SOURCE MATERIAL:

# # # # # # #

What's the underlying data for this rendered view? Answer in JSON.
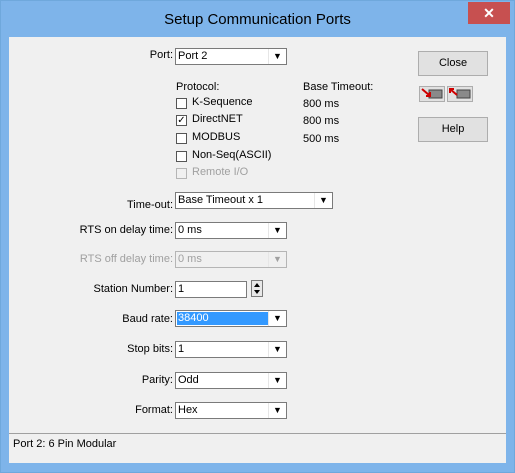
{
  "window": {
    "title": "Setup Communication Ports",
    "close_glyph": "✕"
  },
  "port": {
    "label": "Port:",
    "value": "Port 2"
  },
  "protocol": {
    "header": "Protocol:",
    "timeout_header": "Base Timeout:",
    "items": [
      {
        "label": "K-Sequence",
        "checked": false,
        "enabled": true,
        "timeout": "800 ms"
      },
      {
        "label": "DirectNET",
        "checked": true,
        "enabled": true,
        "timeout": "800 ms"
      },
      {
        "label": "MODBUS",
        "checked": false,
        "enabled": true,
        "timeout": "500 ms"
      },
      {
        "label": "Non-Seq(ASCII)",
        "checked": false,
        "enabled": true,
        "timeout": ""
      },
      {
        "label": "Remote I/O",
        "checked": false,
        "enabled": false,
        "timeout": ""
      }
    ]
  },
  "timeout": {
    "label": "Time-out:",
    "value": "Base Timeout x 1"
  },
  "rts_on": {
    "label": "RTS on delay time:",
    "value": "0 ms"
  },
  "rts_off": {
    "label": "RTS off delay time:",
    "value": "0 ms"
  },
  "station": {
    "label": "Station Number:",
    "value": "1"
  },
  "baud": {
    "label": "Baud rate:",
    "value": "38400"
  },
  "stop_bits": {
    "label": "Stop bits:",
    "value": "1"
  },
  "parity": {
    "label": "Parity:",
    "value": "Odd"
  },
  "format": {
    "label": "Format:",
    "value": "Hex"
  },
  "buttons": {
    "close": "Close",
    "help": "Help"
  },
  "status_bar": "Port 2: 6 Pin Modular",
  "icons": {
    "dropdown": "chevron-down-icon",
    "toolbar": [
      "read-from-plc-icon",
      "write-to-plc-icon"
    ],
    "spinner": "spin-updown-icon"
  },
  "colors": {
    "title_bar": "#7eb4ea",
    "close_button": "#c75050",
    "selection": "#3399ff",
    "dialog_bg": "#f0f0f0"
  }
}
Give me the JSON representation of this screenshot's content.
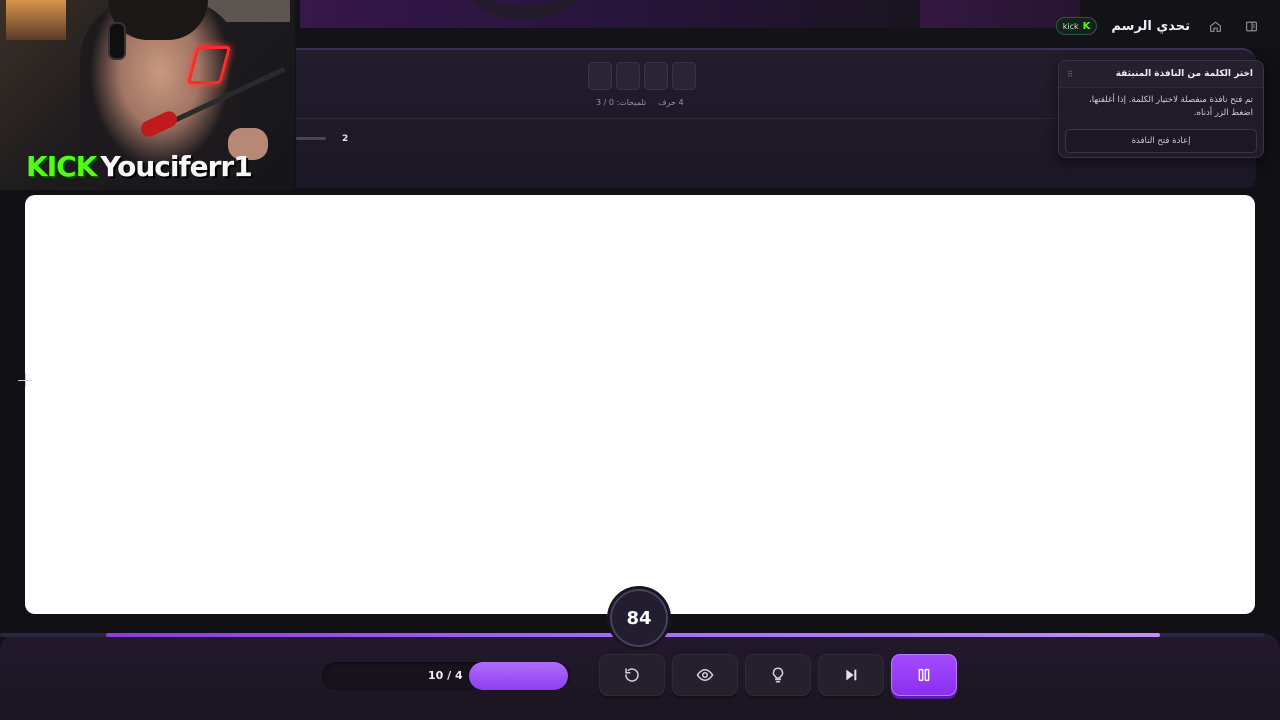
{
  "header": {
    "title": "تحدي الرسم",
    "kick_badge": "kick",
    "kick_logo": "K",
    "home_icon": "home-icon",
    "sidebar_icon": "sidebar-toggle-icon"
  },
  "word_panel": {
    "letter_count": 4,
    "letters_label": "4 حرف",
    "hints_label": "تلميحات: 0 / 3",
    "round_number": "2"
  },
  "popup": {
    "title": "اختر الكلمة من النافذة المنبثقة",
    "body": "تم فتح نافذة منفصلة لاختيار الكلمة. إذا أغلقتها، اضغط الزر أدناه.",
    "button": "إعادة فتح النافذة",
    "drag_icon": "⠿"
  },
  "webcam": {
    "platform": "KICK",
    "streamer": "Youciferr1"
  },
  "timer": {
    "seconds": "84",
    "progress_fraction": 0.91
  },
  "controls": {
    "rounds_label": "10 / 4",
    "rounds_fraction": 0.4,
    "buttons": [
      {
        "name": "restart-icon",
        "primary": false
      },
      {
        "name": "eye-icon",
        "primary": false
      },
      {
        "name": "lightbulb-icon",
        "primary": false
      },
      {
        "name": "skip-icon",
        "primary": false
      },
      {
        "name": "pause-icon",
        "primary": true
      }
    ]
  },
  "colors": {
    "accent": "#9b44ff",
    "kick_green": "#53fc18",
    "background": "#111015"
  }
}
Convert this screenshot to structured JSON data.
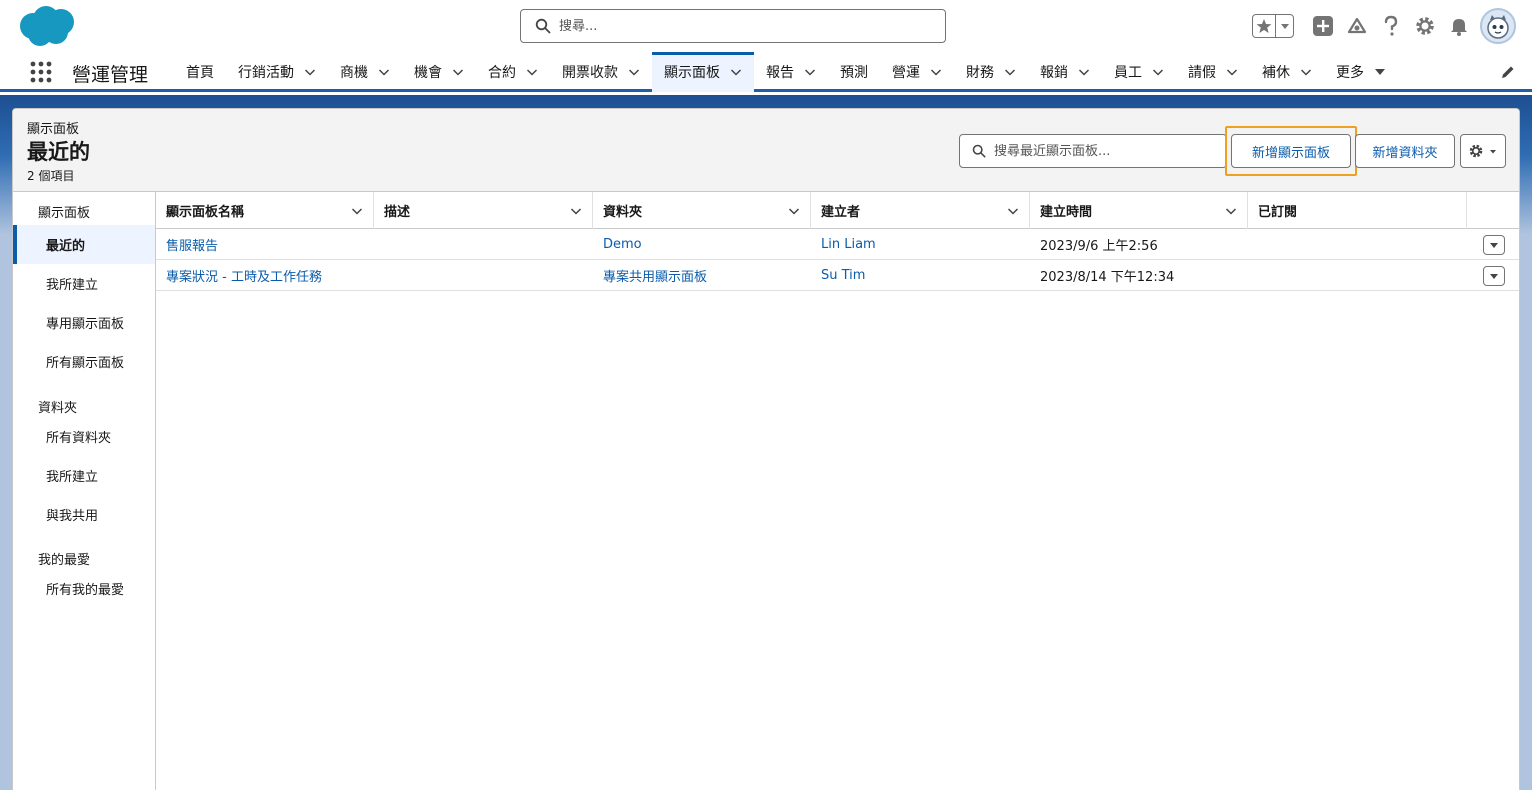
{
  "global_header": {
    "search_placeholder": "搜尋..."
  },
  "nav": {
    "app_name": "營運管理",
    "items": [
      {
        "label": "首頁",
        "has_menu": false
      },
      {
        "label": "行銷活動",
        "has_menu": true
      },
      {
        "label": "商機",
        "has_menu": true
      },
      {
        "label": "機會",
        "has_menu": true
      },
      {
        "label": "合約",
        "has_menu": true
      },
      {
        "label": "開票收款",
        "has_menu": true
      },
      {
        "label": "顯示面板",
        "has_menu": true,
        "active": true
      },
      {
        "label": "報告",
        "has_menu": true
      },
      {
        "label": "預測",
        "has_menu": false
      },
      {
        "label": "營運",
        "has_menu": true
      },
      {
        "label": "財務",
        "has_menu": true
      },
      {
        "label": "報銷",
        "has_menu": true
      },
      {
        "label": "員工",
        "has_menu": true
      },
      {
        "label": "請假",
        "has_menu": true
      },
      {
        "label": "補休",
        "has_menu": true
      },
      {
        "label": "更多",
        "has_menu": true
      }
    ]
  },
  "page_header": {
    "object_label": "顯示面板",
    "title": "最近的",
    "item_count": "2 個項目",
    "search_placeholder": "搜尋最近顯示面板...",
    "new_dashboard_label": "新增顯示面板",
    "new_folder_label": "新增資料夾"
  },
  "sidebar": {
    "dashboards_section": "顯示面板",
    "dashboards_items": [
      "最近的",
      "我所建立",
      "專用顯示面板",
      "所有顯示面板"
    ],
    "folders_section": "資料夾",
    "folders_items": [
      "所有資料夾",
      "我所建立",
      "與我共用"
    ],
    "favorites_section": "我的最愛",
    "favorites_items": [
      "所有我的最愛"
    ]
  },
  "table": {
    "columns": [
      "顯示面板名稱",
      "描述",
      "資料夾",
      "建立者",
      "建立時間",
      "已訂閱"
    ],
    "rows": [
      {
        "name": "售服報告",
        "description": "",
        "folder": "Demo",
        "creator": "Lin Liam",
        "created": "2023/9/6 上午2:56",
        "subscribed": ""
      },
      {
        "name": "專案狀況 - 工時及工作任務",
        "description": "",
        "folder": "專案共用顯示面板",
        "creator": "Su Tim",
        "created": "2023/8/14 下午12:34",
        "subscribed": ""
      }
    ]
  },
  "colors": {
    "brand_blue": "#0b5cab",
    "highlight_orange": "#f0a020",
    "nav_accent": "#1b5fad"
  }
}
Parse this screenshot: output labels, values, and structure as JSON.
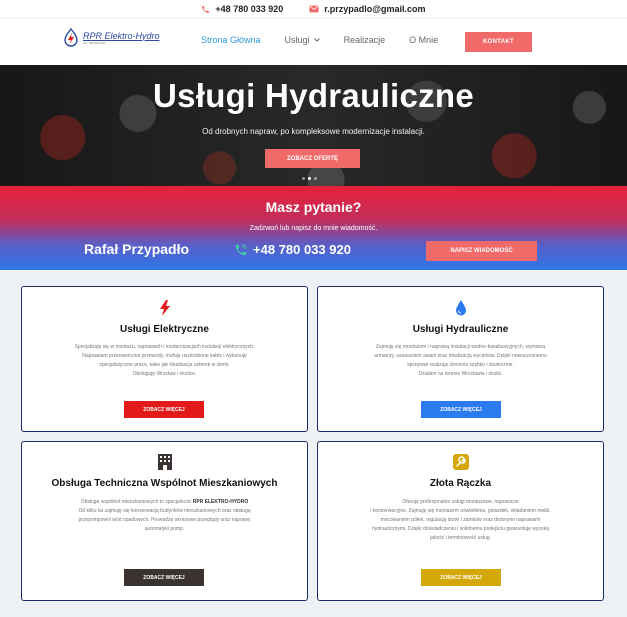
{
  "topbar": {
    "phone": "+48 780 033 920",
    "email": "r.przypadlo@gmail.com"
  },
  "logo": {
    "name": "RPR Elektro-Hydro",
    "sub": "Tel: 780 033 920"
  },
  "nav": {
    "items": [
      "Strona Główna",
      "Usługi",
      "Realizacje",
      "O Mnie"
    ],
    "cta": "KONTAKT"
  },
  "hero": {
    "title": "Usługi Hydrauliczne",
    "subtitle": "Od drobnych napraw, po kompleksowe modernizacje instalacji.",
    "button": "ZOBACZ OFERTĘ"
  },
  "cta": {
    "title": "Masz pytanie?",
    "subtitle": "Zadzwoń lub napisz do mnie wiadomość.",
    "name": "Rafał Przypadło",
    "phone": "+48 780 033 920",
    "button": "NAPISZ WIADOMOŚĆ"
  },
  "cards": [
    {
      "title": "Usługi Elektryczne",
      "icon": "bolt-icon",
      "lines": [
        "Specjalizuję się w montażu, naprawach i modernizacjach instalacji elektrycznych.",
        "Naprawiam przerwiercone przewody, mufuję uszkodzone kable i wykonuję",
        "specjalistyczne prace, takie jak lokalizacja usterek w ziemi.",
        "Obsługuję Wrocław i okolice."
      ],
      "button": "ZOBACZ WIĘCEJ",
      "color": "#e21a1a"
    },
    {
      "title": "Usługi Hydrauliczne",
      "icon": "water-drop-icon",
      "lines": [
        "Zajmuję się montażem i naprawą instalacji wodno-kanalizacyjnych, wymianą",
        "armatury, usuwaniem awarii oraz lokalizacją wycieków. Dzięki nowoczesnemu",
        "sprzętowi realizuję zlecenia szybko i skutecznie.",
        "Działam na terenie Wrocławia i okolic."
      ],
      "button": "ZOBACZ WIĘCEJ",
      "color": "#2b7bf0"
    },
    {
      "title": "Obsługa Techniczna Wspólnot Mieszkaniowych",
      "icon": "building-icon",
      "lines_bold_prefix": "Obsługa wspólnot mieszkaniowych to specjalność ",
      "lines_bold": "RPR ELEKTRO-HYDRO",
      "lines": [
        "Od kilku lat zajmuję się konserwacją budynków mieszkaniowych oraz obsługą",
        "przepompowni wód opadowych. Prowadzę okresowe przeglądy oraz naprawy",
        "automatyki pomp."
      ],
      "button": "ZOBACZ WIĘCEJ",
      "color": "#3b3330"
    },
    {
      "title": "Złota Rączka",
      "icon": "handyman-icon",
      "lines": [
        "Oferuję profesjonalne usługi montażowe, naprawcze",
        "i konserwacyjne. Zajmuję się montażem oświetlenia, gniazdek, składaniem mebli,",
        "mocowaniem półek, regulacją drzwi i zamków oraz drobnymi naprawami",
        "hydraulicznymi. Dzięki doświadczeniu i solidnemu podejściu gwarantuję wysoką",
        "jakość i terminowość usług."
      ],
      "button": "ZOBACZ WIĘCEJ",
      "color": "#d4a80a"
    }
  ]
}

# # # # # # #

GIVEN TASK:
Extract every line containing the string "instalacji" from the data above.

SOLUTION:
    "subtitle": "Od drobnych napraw, po kompleksowe modernizacje instalacji.",
        "Specjalizuję się w montażu, naprawach i modernizacjach instalacji elektrycznych.",
        "Zajmuję się montażem i naprawą instalacji wodno-kanalizacyjnych, wymianą",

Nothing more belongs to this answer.